■ **WRITTEN TASK**
Reproduce each of the following lines verbatim.

■ **DATA**

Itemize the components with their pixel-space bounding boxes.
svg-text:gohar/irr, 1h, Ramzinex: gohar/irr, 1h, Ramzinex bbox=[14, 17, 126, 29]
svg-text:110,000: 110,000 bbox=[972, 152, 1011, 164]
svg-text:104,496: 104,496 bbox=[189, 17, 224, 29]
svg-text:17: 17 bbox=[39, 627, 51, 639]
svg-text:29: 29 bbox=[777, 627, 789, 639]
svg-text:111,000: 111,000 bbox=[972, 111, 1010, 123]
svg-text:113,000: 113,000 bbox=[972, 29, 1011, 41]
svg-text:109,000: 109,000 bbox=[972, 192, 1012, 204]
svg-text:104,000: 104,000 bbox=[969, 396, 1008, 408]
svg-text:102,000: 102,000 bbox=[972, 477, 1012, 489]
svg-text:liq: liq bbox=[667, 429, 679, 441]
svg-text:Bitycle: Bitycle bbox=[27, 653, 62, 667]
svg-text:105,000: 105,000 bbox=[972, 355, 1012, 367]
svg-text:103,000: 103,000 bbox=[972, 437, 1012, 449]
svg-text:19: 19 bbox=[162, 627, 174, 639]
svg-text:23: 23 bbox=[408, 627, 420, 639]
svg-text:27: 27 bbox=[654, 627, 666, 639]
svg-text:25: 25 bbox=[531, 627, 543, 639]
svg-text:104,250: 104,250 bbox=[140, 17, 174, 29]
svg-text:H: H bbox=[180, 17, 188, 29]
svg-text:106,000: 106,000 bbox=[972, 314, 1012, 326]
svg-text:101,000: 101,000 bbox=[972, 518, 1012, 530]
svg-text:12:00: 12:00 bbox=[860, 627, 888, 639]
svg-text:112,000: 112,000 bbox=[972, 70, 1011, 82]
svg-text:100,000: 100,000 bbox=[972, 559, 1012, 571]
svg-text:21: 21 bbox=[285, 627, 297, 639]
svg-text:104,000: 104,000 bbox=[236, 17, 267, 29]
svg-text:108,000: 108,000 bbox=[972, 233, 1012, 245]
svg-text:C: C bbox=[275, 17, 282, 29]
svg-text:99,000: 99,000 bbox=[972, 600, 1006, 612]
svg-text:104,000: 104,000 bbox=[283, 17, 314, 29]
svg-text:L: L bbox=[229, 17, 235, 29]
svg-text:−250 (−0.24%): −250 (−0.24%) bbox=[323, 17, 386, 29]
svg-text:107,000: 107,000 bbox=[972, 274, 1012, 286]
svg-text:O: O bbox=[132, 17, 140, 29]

■ **PROBLEM SOLUTION**
Itemize the components with their pixel-space bounding boxes.
svg-text:gohar/irr, 1h, Ramzinex: gohar/irr, 1h, Ramzinex bbox=[14, 17, 126, 29]
svg-text:110,000: 110,000 bbox=[972, 152, 1011, 164]
svg-text:104,496: 104,496 bbox=[189, 17, 224, 29]
svg-text:17: 17 bbox=[39, 627, 51, 639]
svg-text:29: 29 bbox=[777, 627, 789, 639]
svg-text:111,000: 111,000 bbox=[972, 111, 1010, 123]
svg-text:113,000: 113,000 bbox=[972, 29, 1011, 41]
svg-text:109,000: 109,000 bbox=[972, 192, 1012, 204]
svg-text:104,000: 104,000 bbox=[969, 396, 1008, 408]
svg-text:102,000: 102,000 bbox=[972, 477, 1012, 489]
svg-text:liq: liq bbox=[667, 429, 679, 441]
svg-text:Bitycle: Bitycle bbox=[27, 653, 62, 667]
svg-text:105,000: 105,000 bbox=[972, 355, 1012, 367]
svg-text:103,000: 103,000 bbox=[972, 437, 1012, 449]
svg-text:19: 19 bbox=[162, 627, 174, 639]
svg-text:23: 23 bbox=[408, 627, 420, 639]
svg-text:27: 27 bbox=[654, 627, 666, 639]
svg-text:25: 25 bbox=[531, 627, 543, 639]
svg-text:104,250: 104,250 bbox=[140, 17, 174, 29]
svg-text:H: H bbox=[180, 17, 188, 29]
svg-text:106,000: 106,000 bbox=[972, 314, 1012, 326]
svg-text:101,000: 101,000 bbox=[972, 518, 1012, 530]
svg-text:12:00: 12:00 bbox=[860, 627, 888, 639]
svg-text:112,000: 112,000 bbox=[972, 70, 1011, 82]
svg-text:100,000: 100,000 bbox=[972, 559, 1012, 571]
svg-text:21: 21 bbox=[285, 627, 297, 639]
svg-text:104,000: 104,000 bbox=[236, 17, 267, 29]
svg-text:108,000: 108,000 bbox=[972, 233, 1012, 245]
svg-text:C: C bbox=[275, 17, 282, 29]
svg-text:99,000: 99,000 bbox=[972, 600, 1006, 612]
svg-text:104,000: 104,000 bbox=[283, 17, 314, 29]
svg-text:L: L bbox=[229, 17, 235, 29]
svg-text:−250 (−0.24%): −250 (−0.24%) bbox=[323, 17, 386, 29]
svg-text:107,000: 107,000 bbox=[972, 274, 1012, 286]
svg-text:O: O bbox=[132, 17, 140, 29]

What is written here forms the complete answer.